INSTRUCTION >>
Omit the images. Copy each entry word for word.

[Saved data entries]
--- BEGIN ---

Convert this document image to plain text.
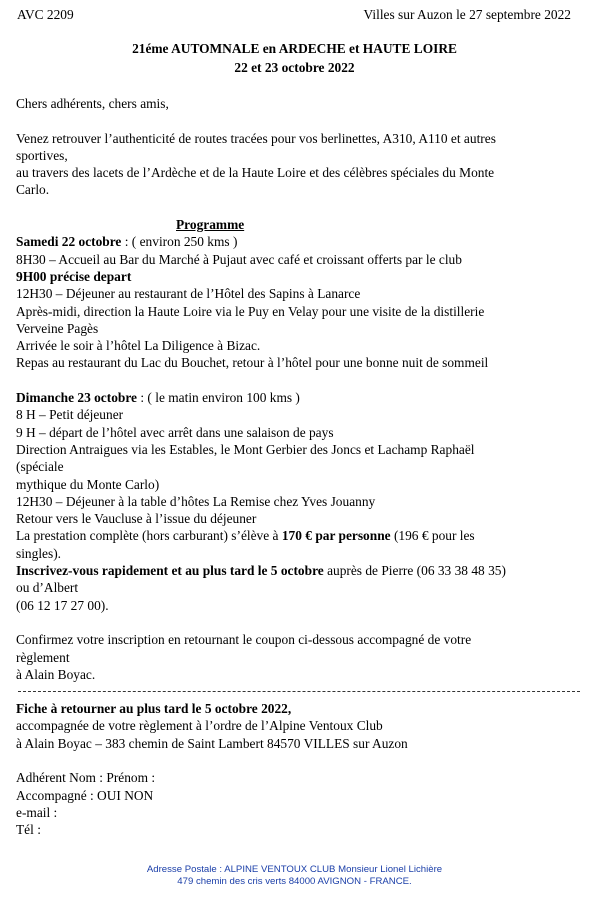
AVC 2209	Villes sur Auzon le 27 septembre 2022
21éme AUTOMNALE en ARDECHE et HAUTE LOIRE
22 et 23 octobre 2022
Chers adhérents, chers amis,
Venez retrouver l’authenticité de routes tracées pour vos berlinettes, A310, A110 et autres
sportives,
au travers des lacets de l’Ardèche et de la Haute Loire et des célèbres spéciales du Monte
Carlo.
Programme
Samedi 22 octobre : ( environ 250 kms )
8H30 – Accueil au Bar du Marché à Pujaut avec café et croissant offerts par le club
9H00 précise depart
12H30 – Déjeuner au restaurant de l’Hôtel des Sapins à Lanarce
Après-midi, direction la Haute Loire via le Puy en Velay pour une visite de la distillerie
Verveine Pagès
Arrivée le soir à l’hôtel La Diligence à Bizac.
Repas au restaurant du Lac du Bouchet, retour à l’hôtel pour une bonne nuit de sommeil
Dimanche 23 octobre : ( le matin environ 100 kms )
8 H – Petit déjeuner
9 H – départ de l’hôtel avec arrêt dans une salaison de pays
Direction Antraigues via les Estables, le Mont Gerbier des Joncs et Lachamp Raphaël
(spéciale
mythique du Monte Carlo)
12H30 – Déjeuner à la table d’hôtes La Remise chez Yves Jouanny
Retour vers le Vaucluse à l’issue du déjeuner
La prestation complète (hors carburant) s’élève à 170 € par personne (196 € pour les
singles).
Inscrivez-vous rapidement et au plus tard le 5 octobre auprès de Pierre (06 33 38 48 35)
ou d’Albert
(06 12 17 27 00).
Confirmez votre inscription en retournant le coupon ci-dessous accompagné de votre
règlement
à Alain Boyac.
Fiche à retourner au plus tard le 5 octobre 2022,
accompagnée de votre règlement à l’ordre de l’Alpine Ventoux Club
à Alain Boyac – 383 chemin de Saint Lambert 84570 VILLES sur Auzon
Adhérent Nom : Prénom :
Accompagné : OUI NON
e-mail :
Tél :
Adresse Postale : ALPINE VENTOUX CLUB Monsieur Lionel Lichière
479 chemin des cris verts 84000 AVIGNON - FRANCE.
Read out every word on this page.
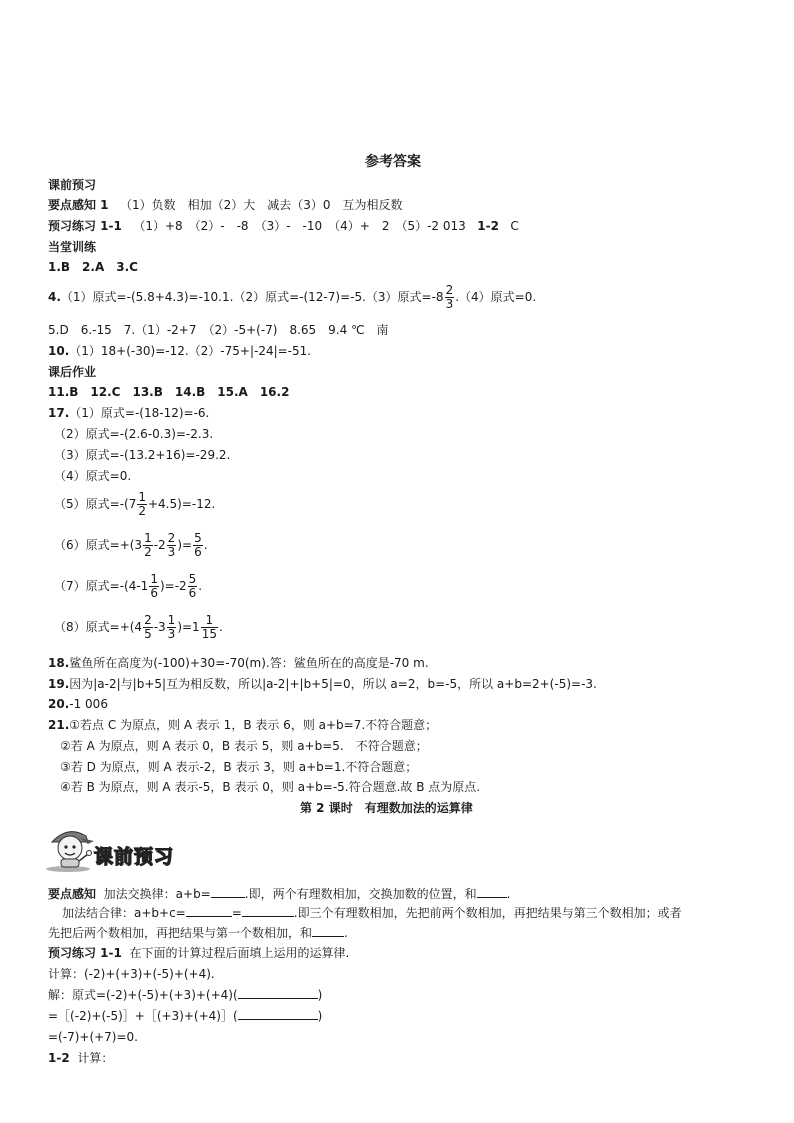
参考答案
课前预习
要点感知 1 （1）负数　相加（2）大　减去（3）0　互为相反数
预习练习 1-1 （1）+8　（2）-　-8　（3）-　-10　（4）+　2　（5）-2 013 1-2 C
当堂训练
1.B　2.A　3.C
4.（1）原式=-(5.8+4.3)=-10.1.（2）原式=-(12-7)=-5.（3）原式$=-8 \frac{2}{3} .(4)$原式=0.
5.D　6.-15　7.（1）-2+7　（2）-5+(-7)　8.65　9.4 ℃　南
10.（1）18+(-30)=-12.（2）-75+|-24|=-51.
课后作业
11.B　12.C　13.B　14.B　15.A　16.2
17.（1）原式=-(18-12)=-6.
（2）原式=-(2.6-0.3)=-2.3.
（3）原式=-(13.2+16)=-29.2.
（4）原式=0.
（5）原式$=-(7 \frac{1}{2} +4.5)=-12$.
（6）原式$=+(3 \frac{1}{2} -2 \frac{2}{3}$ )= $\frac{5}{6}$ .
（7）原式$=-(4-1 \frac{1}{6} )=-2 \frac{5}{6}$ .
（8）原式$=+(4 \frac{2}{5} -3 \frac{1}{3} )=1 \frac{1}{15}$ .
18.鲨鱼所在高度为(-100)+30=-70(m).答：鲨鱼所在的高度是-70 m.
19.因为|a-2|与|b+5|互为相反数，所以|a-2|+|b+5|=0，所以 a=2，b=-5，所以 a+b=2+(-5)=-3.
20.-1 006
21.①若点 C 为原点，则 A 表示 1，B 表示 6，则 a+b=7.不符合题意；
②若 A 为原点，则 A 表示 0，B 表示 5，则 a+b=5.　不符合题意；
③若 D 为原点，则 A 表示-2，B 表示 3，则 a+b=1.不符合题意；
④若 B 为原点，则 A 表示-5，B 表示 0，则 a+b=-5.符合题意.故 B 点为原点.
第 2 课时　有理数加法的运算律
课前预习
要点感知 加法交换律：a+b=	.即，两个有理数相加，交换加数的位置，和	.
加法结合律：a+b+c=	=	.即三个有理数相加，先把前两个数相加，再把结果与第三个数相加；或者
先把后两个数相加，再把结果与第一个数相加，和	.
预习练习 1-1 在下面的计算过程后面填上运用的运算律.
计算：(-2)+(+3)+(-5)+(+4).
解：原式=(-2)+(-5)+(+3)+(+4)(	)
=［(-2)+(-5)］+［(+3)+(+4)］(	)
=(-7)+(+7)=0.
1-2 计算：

--- END ---

EXERCISE RESPONSE >>
Convert this document image to plain text.
AVC 2209	Villes sur Auzon le 27 septembre 2022
21éme AUTOMNALE en ARDECHE et HAUTE LOIRE
22 et 23 octobre 2022
Chers adhérents, chers amis,
Venez retrouver l’authenticité de routes tracées pour vos berlinettes, A310, A110 et autres
sportives,
au travers des lacets de l’Ardèche et de la Haute Loire et des célèbres spéciales du Monte
Carlo.
Programme
Samedi 22 octobre : ( environ 250 kms )
8H30 – Accueil au Bar du Marché à Pujaut avec café et croissant offerts par le club
9H00 précise depart
12H30 – Déjeuner au restaurant de l’Hôtel des Sapins à Lanarce
Après-midi, direction la Haute Loire via le Puy en Velay pour une visite de la distillerie
Verveine Pagès
Arrivée le soir à l’hôtel La Diligence à Bizac.
Repas au restaurant du Lac du Bouchet, retour à l’hôtel pour une bonne nuit de sommeil
Dimanche 23 octobre : ( le matin environ 100 kms )
8 H – Petit déjeuner
9 H – départ de l’hôtel avec arrêt dans une salaison de pays
Direction Antraigues via les Estables, le Mont Gerbier des Joncs et Lachamp Raphaël
(spéciale
mythique du Monte Carlo)
12H30 – Déjeuner à la table d’hôtes La Remise chez Yves Jouanny
Retour vers le Vaucluse à l’issue du déjeuner
La prestation complète (hors carburant) s’élève à 170 € par personne (196 € pour les
singles).
Inscrivez-vous rapidement et au plus tard le 5 octobre auprès de Pierre (06 33 38 48 35)
ou d’Albert
(06 12 17 27 00).
Confirmez votre inscription en retournant le coupon ci-dessous accompagné de votre
règlement
à Alain Boyac.
Fiche à retourner au plus tard le 5 octobre 2022,
accompagnée de votre règlement à l’ordre de l’Alpine Ventoux Club
à Alain Boyac – 383 chemin de Saint Lambert 84570 VILLES sur Auzon
Adhérent Nom : Prénom :
Accompagné : OUI NON
e-mail :
Tél :
Adresse Postale : ALPINE VENTOUX CLUB Monsieur Lionel Lichière
479 chemin des cris verts 84000 AVIGNON - FRANCE.
Read out every word on this page.
参考答案
课前预习
要点感知 1 （1）负数　相加（2）大　减去（3）0　互为相反数
预习练习 1-1 （1）+8　（2）-　-8　（3）-　-10　（4）+　2　（5）-2 013 1-2 C
当堂训练
1.B　2.A　3.C
4.（1）原式=-(5.8+4.3)=-10.1.（2）原式=-(12-7)=-5.（3）原式$=-8 \frac{2}{3} .(4)$原式=0.
5.D　6.-15　7.（1）-2+7　（2）-5+(-7)　8.65　9.4 ℃　南
10.（1）18+(-30)=-12.（2）-75+|-24|=-51.
课后作业
11.B　12.C　13.B　14.B　15.A　16.2
17.（1）原式=-(18-12)=-6.
（2）原式=-(2.6-0.3)=-2.3.
（3）原式=-(13.2+16)=-29.2.
（4）原式=0.
（5）原式$=-(7 \frac{1}{2} +4.5)=-12$.
（6）原式$=+(3 \frac{1}{2} -2 \frac{2}{3}$ )= $\frac{5}{6}$ .
（7）原式$=-(4-1 \frac{1}{6} )=-2 \frac{5}{6}$ .
（8）原式$=+(4 \frac{2}{5} -3 \frac{1}{3} )=1 \frac{1}{15}$ .
18.鲨鱼所在高度为(-100)+30=-70(m).答：鲨鱼所在的高度是-70 m.
19.因为|a-2|与|b+5|互为相反数，所以|a-2|+|b+5|=0，所以 a=2，b=-5，所以 a+b=2+(-5)=-3.
20.-1 006
21.①若点 C 为原点，则 A 表示 1，B 表示 6，则 a+b=7.不符合题意；
②若 A 为原点，则 A 表示 0，B 表示 5，则 a+b=5.　不符合题意；
③若 D 为原点，则 A 表示-2，B 表示 3，则 a+b=1.不符合题意；
④若 B 为原点，则 A 表示-5，B 表示 0，则 a+b=-5.符合题意.故 B 点为原点.
第 2 课时　有理数加法的运算律
课前预习
要点感知 加法交换律：a+b=	.即，两个有理数相加，交换加数的位置，和	.
加法结合律：a+b+c=	=	.即三个有理数相加，先把前两个数相加，再把结果与第三个数相加；或者
先把后两个数相加，再把结果与第一个数相加，和	.
预习练习 1-1 在下面的计算过程后面填上运用的运算律.
计算：(-2)+(+3)+(-5)+(+4).
解：原式=(-2)+(-5)+(+3)+(+4)(	)
=［(-2)+(-5)］+［(+3)+(+4)］(	)
=(-7)+(+7)=0.
1-2 计算：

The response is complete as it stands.